▶ **WORK TO COMPLETE**
In the records that follow, find each line with "average" and pull it out.

━━ STORED DATA

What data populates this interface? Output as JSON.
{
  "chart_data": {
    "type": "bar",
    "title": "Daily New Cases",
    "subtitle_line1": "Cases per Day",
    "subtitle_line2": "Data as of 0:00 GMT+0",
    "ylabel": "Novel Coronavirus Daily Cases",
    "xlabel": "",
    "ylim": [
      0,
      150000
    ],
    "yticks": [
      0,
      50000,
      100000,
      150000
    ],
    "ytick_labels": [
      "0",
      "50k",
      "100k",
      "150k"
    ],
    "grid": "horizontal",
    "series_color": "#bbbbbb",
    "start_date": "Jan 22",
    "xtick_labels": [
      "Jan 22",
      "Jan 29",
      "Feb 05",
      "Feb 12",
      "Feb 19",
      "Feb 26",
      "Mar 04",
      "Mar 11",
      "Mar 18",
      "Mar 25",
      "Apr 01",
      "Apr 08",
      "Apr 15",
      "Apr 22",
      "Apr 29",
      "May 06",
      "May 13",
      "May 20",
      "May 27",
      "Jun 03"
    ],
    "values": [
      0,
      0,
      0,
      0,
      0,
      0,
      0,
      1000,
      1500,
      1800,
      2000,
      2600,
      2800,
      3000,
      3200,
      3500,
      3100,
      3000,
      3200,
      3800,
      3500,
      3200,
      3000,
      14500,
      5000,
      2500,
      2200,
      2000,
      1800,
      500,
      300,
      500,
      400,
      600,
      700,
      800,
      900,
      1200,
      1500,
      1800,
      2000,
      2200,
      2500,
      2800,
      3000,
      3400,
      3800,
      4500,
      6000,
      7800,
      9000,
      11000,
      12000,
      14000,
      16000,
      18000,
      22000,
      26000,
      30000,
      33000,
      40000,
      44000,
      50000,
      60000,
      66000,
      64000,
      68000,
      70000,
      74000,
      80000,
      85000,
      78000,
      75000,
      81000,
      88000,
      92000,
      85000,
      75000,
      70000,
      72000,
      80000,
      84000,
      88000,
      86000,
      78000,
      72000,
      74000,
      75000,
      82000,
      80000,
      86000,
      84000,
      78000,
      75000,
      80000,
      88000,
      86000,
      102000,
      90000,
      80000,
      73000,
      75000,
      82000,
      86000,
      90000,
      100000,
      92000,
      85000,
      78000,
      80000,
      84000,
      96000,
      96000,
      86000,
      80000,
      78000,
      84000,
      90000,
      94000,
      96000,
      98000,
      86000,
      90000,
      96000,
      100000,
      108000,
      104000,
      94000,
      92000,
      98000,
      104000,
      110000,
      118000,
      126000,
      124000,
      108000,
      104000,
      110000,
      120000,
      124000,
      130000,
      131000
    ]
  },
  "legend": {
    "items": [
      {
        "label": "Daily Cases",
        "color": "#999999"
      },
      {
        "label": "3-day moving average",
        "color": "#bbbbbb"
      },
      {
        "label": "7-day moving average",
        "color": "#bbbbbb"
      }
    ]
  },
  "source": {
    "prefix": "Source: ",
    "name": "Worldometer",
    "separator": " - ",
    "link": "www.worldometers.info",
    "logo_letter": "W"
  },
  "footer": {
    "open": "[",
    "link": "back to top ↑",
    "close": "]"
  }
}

━━━━

▶ **RESULT FOR THIS EXERCISE**
        "label": "3-day moving average",
        "label": "7-day moving average",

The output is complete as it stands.